Your objective
Quote the whole listing exactly. Leave the pictures out of your copy.
_ _ _ _ _
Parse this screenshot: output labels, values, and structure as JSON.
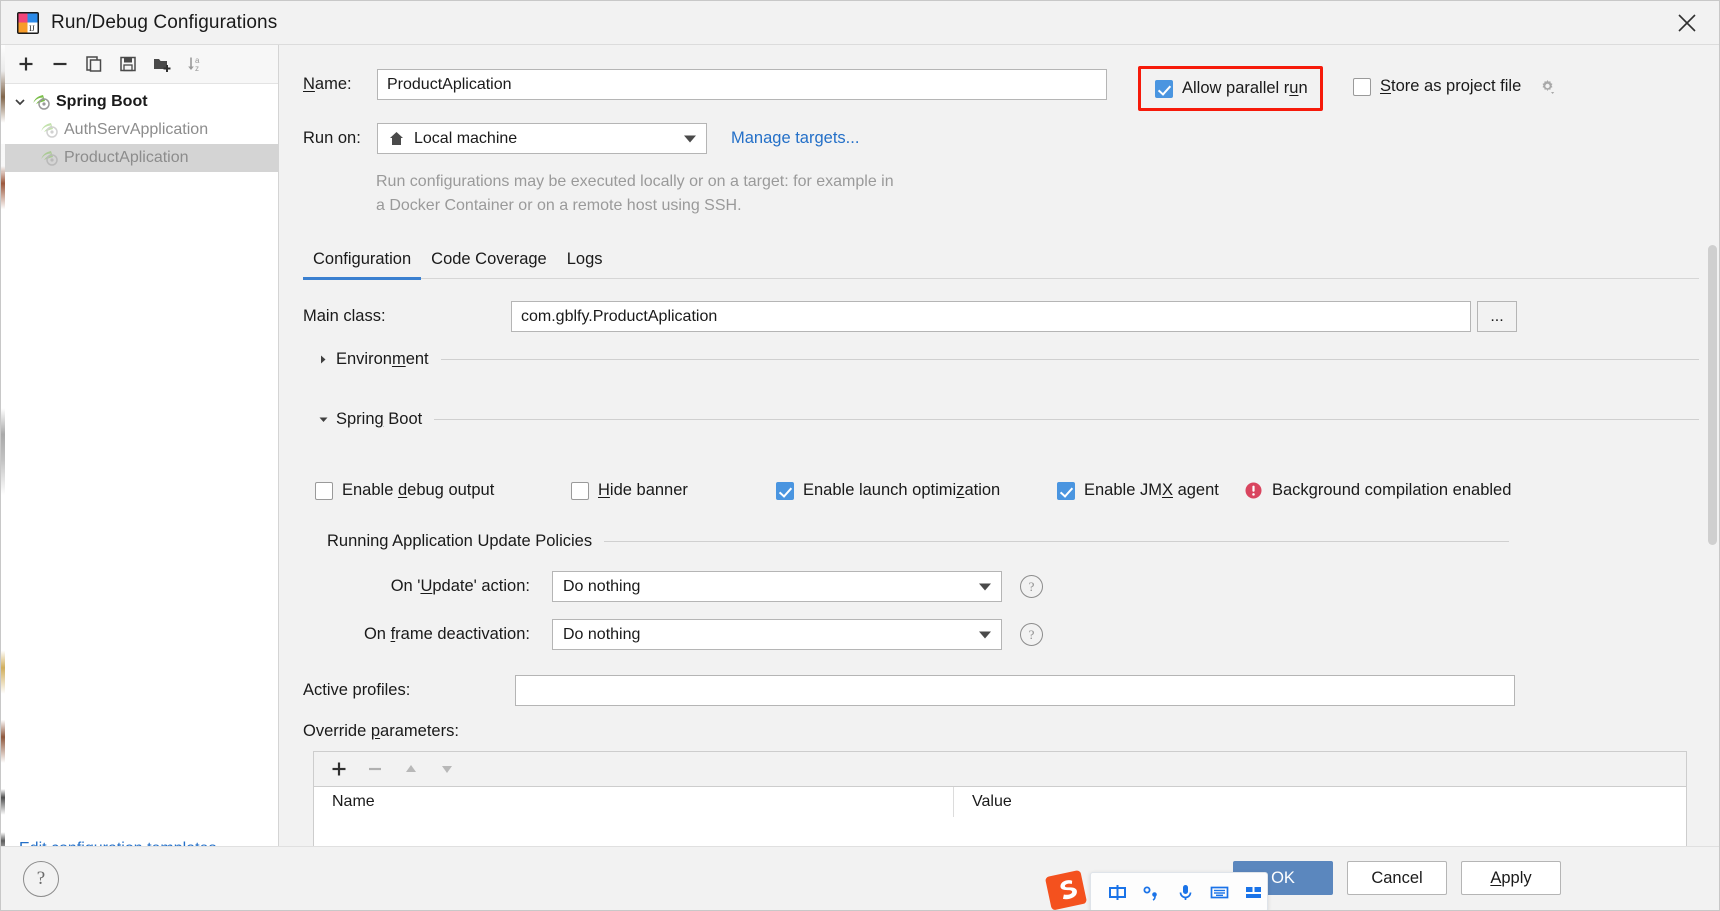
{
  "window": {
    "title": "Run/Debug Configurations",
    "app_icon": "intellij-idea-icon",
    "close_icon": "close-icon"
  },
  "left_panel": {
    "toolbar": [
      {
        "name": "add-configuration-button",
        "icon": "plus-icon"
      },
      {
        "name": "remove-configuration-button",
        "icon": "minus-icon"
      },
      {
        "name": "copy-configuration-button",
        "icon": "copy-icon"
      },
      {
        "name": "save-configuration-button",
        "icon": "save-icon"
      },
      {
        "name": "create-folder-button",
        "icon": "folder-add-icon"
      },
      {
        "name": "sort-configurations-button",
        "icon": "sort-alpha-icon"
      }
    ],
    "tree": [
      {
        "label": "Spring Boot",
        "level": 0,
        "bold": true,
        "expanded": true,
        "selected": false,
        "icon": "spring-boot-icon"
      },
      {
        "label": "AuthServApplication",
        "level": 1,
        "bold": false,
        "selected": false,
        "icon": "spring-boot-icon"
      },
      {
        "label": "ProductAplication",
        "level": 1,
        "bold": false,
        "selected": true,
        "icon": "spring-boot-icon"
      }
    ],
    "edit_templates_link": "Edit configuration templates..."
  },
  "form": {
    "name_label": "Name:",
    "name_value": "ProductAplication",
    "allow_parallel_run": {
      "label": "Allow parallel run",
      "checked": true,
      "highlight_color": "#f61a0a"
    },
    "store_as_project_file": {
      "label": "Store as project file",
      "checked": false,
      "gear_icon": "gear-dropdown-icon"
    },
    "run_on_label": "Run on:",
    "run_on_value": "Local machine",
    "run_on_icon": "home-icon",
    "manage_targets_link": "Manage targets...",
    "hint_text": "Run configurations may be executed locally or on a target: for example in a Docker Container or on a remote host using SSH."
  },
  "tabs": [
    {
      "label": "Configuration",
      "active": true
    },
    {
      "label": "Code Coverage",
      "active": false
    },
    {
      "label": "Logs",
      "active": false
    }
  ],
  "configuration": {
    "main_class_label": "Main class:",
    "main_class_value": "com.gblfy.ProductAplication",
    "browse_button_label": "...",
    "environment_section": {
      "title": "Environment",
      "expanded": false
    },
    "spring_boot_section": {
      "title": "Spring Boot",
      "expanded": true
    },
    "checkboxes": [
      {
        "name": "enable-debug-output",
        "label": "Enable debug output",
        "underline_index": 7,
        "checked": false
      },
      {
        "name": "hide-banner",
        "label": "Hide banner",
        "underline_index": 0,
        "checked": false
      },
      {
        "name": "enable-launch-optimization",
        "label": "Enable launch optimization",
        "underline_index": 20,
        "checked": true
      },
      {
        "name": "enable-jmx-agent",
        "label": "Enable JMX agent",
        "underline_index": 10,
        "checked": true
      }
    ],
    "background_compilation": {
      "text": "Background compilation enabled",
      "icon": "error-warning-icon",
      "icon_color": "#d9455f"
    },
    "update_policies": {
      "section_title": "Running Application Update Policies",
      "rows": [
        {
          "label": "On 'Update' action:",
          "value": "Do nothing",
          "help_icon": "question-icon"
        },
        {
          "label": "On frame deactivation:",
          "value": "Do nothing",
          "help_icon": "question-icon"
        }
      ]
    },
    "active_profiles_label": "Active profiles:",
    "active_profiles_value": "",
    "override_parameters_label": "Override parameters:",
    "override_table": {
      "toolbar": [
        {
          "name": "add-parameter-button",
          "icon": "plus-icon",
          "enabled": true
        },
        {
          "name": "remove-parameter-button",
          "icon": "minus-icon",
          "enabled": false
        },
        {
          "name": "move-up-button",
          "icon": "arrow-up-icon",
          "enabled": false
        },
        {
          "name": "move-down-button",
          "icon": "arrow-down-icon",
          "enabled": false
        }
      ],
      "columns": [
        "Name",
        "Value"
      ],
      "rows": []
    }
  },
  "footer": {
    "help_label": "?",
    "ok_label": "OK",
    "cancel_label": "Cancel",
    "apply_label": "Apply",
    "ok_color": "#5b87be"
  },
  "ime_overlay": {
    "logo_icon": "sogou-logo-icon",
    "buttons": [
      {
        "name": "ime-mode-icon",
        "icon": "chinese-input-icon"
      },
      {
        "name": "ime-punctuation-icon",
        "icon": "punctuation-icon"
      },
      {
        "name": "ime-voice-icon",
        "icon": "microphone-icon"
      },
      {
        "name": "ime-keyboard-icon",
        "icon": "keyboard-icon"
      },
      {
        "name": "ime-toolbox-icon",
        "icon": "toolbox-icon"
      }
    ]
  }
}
_ _ _ _ _
Reply to the exercise
Parse this screenshot: output labels, values, and structure as JSON.
{
  "window": {
    "title": "Run/Debug Configurations",
    "app_icon": "intellij-idea-icon",
    "close_icon": "close-icon"
  },
  "left_panel": {
    "toolbar": [
      {
        "name": "add-configuration-button",
        "icon": "plus-icon"
      },
      {
        "name": "remove-configuration-button",
        "icon": "minus-icon"
      },
      {
        "name": "copy-configuration-button",
        "icon": "copy-icon"
      },
      {
        "name": "save-configuration-button",
        "icon": "save-icon"
      },
      {
        "name": "create-folder-button",
        "icon": "folder-add-icon"
      },
      {
        "name": "sort-configurations-button",
        "icon": "sort-alpha-icon"
      }
    ],
    "tree": [
      {
        "label": "Spring Boot",
        "level": 0,
        "bold": true,
        "expanded": true,
        "selected": false,
        "icon": "spring-boot-icon"
      },
      {
        "label": "AuthServApplication",
        "level": 1,
        "bold": false,
        "selected": false,
        "icon": "spring-boot-icon"
      },
      {
        "label": "ProductAplication",
        "level": 1,
        "bold": false,
        "selected": true,
        "icon": "spring-boot-icon"
      }
    ],
    "edit_templates_link": "Edit configuration templates..."
  },
  "form": {
    "name_label": "Name:",
    "name_value": "ProductAplication",
    "allow_parallel_run": {
      "label": "Allow parallel run",
      "checked": true,
      "highlight_color": "#f61a0a"
    },
    "store_as_project_file": {
      "label": "Store as project file",
      "checked": false,
      "gear_icon": "gear-dropdown-icon"
    },
    "run_on_label": "Run on:",
    "run_on_value": "Local machine",
    "run_on_icon": "home-icon",
    "manage_targets_link": "Manage targets...",
    "hint_text": "Run configurations may be executed locally or on a target: for example in a Docker Container or on a remote host using SSH."
  },
  "tabs": [
    {
      "label": "Configuration",
      "active": true
    },
    {
      "label": "Code Coverage",
      "active": false
    },
    {
      "label": "Logs",
      "active": false
    }
  ],
  "configuration": {
    "main_class_label": "Main class:",
    "main_class_value": "com.gblfy.ProductAplication",
    "browse_button_label": "...",
    "environment_section": {
      "title": "Environment",
      "expanded": false
    },
    "spring_boot_section": {
      "title": "Spring Boot",
      "expanded": true
    },
    "checkboxes": [
      {
        "name": "enable-debug-output",
        "label": "Enable debug output",
        "underline_index": 7,
        "checked": false
      },
      {
        "name": "hide-banner",
        "label": "Hide banner",
        "underline_index": 0,
        "checked": false
      },
      {
        "name": "enable-launch-optimization",
        "label": "Enable launch optimization",
        "underline_index": 20,
        "checked": true
      },
      {
        "name": "enable-jmx-agent",
        "label": "Enable JMX agent",
        "underline_index": 10,
        "checked": true
      }
    ],
    "background_compilation": {
      "text": "Background compilation enabled",
      "icon": "error-warning-icon",
      "icon_color": "#d9455f"
    },
    "update_policies": {
      "section_title": "Running Application Update Policies",
      "rows": [
        {
          "label": "On 'Update' action:",
          "value": "Do nothing",
          "help_icon": "question-icon"
        },
        {
          "label": "On frame deactivation:",
          "value": "Do nothing",
          "help_icon": "question-icon"
        }
      ]
    },
    "active_profiles_label": "Active profiles:",
    "active_profiles_value": "",
    "override_parameters_label": "Override parameters:",
    "override_table": {
      "toolbar": [
        {
          "name": "add-parameter-button",
          "icon": "plus-icon",
          "enabled": true
        },
        {
          "name": "remove-parameter-button",
          "icon": "minus-icon",
          "enabled": false
        },
        {
          "name": "move-up-button",
          "icon": "arrow-up-icon",
          "enabled": false
        },
        {
          "name": "move-down-button",
          "icon": "arrow-down-icon",
          "enabled": false
        }
      ],
      "columns": [
        "Name",
        "Value"
      ],
      "rows": []
    }
  },
  "footer": {
    "help_label": "?",
    "ok_label": "OK",
    "cancel_label": "Cancel",
    "apply_label": "Apply",
    "ok_color": "#5b87be"
  },
  "ime_overlay": {
    "logo_icon": "sogou-logo-icon",
    "buttons": [
      {
        "name": "ime-mode-icon",
        "icon": "chinese-input-icon"
      },
      {
        "name": "ime-punctuation-icon",
        "icon": "punctuation-icon"
      },
      {
        "name": "ime-voice-icon",
        "icon": "microphone-icon"
      },
      {
        "name": "ime-keyboard-icon",
        "icon": "keyboard-icon"
      },
      {
        "name": "ime-toolbox-icon",
        "icon": "toolbox-icon"
      }
    ]
  }
}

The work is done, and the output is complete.